[Exercise requirements]
What is the number of lines holding the word "about"? Give that number alone.

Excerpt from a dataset
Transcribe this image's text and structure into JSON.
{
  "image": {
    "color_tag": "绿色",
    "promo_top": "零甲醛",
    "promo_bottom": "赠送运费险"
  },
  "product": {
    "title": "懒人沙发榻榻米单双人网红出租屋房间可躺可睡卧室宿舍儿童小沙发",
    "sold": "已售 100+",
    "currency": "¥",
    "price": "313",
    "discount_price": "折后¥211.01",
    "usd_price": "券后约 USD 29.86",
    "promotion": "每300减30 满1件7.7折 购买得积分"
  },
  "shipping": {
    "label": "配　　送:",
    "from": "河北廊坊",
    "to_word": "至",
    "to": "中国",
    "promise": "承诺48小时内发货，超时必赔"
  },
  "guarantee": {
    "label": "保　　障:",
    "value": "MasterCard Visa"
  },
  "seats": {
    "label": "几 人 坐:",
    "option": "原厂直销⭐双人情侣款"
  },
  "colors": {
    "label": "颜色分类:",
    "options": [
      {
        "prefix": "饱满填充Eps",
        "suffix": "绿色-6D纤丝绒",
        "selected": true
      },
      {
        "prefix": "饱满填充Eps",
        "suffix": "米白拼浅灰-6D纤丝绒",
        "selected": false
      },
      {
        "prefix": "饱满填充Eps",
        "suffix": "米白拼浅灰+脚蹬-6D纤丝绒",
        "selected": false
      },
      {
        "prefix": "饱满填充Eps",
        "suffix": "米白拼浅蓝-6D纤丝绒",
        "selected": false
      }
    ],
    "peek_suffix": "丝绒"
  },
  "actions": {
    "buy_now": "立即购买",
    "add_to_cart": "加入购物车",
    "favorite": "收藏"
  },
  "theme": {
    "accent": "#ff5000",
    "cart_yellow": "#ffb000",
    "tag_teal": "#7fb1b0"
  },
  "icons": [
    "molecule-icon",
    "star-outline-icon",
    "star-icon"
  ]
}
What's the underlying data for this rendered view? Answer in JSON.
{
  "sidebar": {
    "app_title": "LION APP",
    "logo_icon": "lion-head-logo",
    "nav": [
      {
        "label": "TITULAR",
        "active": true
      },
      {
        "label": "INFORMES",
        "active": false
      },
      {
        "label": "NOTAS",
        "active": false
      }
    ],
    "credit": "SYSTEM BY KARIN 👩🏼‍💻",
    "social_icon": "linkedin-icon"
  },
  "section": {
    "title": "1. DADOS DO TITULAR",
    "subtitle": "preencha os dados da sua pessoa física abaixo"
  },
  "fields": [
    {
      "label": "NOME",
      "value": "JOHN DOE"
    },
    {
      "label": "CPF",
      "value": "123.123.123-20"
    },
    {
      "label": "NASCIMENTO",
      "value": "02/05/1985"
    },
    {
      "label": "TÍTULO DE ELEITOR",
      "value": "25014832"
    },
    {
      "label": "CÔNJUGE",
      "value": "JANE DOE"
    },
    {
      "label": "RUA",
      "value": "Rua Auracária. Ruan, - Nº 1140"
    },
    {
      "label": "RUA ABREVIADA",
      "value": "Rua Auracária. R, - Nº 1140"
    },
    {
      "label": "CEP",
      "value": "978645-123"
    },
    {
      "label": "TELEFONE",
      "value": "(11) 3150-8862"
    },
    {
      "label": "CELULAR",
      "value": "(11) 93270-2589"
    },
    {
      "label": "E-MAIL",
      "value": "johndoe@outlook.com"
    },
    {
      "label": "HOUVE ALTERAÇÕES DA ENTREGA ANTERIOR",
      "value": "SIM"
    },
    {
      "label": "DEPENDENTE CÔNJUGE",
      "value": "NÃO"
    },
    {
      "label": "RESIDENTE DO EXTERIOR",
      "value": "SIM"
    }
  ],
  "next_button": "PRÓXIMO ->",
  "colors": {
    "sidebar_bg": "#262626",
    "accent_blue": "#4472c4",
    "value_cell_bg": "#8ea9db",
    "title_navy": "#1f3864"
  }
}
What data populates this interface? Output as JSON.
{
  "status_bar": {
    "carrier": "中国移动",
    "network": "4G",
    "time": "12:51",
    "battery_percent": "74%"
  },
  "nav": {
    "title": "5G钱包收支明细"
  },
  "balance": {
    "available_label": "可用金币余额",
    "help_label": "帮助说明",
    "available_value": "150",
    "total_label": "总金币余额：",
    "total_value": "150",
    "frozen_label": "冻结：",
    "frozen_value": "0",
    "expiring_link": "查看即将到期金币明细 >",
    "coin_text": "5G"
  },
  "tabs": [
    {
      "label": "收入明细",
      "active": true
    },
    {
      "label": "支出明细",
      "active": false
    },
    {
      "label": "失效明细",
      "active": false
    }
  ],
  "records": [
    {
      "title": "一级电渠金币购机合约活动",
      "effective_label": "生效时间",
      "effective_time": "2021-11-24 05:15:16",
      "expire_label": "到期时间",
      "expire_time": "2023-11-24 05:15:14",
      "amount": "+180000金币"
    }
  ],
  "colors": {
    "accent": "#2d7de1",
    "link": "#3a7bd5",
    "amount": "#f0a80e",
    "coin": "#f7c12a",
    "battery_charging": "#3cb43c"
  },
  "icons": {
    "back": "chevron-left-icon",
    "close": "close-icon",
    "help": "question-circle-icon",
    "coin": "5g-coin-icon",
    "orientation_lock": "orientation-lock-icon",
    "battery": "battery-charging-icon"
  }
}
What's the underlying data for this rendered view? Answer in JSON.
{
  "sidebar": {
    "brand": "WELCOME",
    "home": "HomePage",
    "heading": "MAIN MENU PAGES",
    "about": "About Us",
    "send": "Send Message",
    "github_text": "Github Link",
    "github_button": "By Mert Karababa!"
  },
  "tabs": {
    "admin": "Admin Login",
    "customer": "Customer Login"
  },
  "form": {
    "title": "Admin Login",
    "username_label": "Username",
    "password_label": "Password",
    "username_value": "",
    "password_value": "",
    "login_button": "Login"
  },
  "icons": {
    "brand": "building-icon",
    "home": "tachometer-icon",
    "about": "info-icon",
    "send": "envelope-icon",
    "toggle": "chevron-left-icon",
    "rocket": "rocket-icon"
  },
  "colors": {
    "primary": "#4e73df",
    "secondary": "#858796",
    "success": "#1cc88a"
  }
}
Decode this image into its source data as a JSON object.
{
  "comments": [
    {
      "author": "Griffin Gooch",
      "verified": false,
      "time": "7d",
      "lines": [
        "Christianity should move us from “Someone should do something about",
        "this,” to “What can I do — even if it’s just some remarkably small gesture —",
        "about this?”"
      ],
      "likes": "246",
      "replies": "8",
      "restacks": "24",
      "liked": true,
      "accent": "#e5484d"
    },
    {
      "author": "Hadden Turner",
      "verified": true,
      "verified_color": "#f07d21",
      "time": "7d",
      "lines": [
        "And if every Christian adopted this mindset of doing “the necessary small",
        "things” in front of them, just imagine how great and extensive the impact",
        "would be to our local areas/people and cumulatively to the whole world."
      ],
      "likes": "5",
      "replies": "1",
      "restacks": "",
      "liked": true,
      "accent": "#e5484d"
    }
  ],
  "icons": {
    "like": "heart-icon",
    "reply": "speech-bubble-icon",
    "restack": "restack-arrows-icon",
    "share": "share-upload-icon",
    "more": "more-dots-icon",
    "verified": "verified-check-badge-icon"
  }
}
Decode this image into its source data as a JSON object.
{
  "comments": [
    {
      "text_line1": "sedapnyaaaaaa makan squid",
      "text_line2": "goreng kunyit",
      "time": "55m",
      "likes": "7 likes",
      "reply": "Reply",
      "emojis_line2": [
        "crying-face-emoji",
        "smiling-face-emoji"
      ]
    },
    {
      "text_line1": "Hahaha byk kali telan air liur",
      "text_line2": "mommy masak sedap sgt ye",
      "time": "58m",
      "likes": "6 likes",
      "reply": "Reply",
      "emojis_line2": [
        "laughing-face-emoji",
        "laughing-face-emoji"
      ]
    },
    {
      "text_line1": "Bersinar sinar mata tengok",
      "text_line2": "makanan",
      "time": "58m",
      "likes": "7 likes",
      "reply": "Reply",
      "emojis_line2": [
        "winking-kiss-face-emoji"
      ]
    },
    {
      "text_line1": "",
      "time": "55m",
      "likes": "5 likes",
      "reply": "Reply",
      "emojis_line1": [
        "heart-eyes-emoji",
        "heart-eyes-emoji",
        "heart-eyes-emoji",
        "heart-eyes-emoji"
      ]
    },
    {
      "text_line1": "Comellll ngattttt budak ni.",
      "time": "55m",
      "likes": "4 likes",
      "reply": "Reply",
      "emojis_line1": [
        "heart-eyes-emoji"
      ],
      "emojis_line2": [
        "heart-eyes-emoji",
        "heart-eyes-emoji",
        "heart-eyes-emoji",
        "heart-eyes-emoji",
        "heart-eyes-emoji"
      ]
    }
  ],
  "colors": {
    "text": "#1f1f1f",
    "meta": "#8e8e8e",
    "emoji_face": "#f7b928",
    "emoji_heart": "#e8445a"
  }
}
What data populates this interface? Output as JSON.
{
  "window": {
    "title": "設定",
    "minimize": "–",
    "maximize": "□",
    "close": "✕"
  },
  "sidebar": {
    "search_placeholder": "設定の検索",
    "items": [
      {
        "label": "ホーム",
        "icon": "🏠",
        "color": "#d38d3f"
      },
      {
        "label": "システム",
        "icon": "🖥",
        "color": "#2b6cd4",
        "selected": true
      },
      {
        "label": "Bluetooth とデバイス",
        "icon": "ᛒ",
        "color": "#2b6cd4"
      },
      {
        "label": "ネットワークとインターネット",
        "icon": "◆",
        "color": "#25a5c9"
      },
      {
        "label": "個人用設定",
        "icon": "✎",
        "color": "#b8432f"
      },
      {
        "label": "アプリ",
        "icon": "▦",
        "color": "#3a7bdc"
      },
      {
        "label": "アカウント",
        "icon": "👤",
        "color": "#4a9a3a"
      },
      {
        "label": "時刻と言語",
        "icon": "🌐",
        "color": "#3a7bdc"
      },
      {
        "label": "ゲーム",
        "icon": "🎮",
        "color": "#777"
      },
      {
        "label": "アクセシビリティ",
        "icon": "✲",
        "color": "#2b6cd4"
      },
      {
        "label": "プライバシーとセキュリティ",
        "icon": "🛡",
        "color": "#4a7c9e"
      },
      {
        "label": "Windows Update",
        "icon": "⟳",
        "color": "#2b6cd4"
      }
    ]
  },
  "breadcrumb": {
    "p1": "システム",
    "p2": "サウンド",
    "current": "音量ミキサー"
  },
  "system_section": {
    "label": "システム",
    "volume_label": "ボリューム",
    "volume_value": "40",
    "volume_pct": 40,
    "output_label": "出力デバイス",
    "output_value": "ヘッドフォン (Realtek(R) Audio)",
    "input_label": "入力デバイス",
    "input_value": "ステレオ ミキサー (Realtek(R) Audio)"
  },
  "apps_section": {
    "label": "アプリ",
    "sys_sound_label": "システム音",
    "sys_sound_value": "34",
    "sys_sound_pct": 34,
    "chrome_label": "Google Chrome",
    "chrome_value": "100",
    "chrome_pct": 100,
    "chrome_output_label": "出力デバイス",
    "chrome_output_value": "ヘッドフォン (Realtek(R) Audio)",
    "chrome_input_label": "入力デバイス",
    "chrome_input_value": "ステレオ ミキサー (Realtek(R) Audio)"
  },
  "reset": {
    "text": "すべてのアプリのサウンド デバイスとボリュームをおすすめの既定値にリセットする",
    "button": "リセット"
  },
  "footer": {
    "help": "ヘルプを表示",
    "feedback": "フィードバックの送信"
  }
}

[Written solution]
4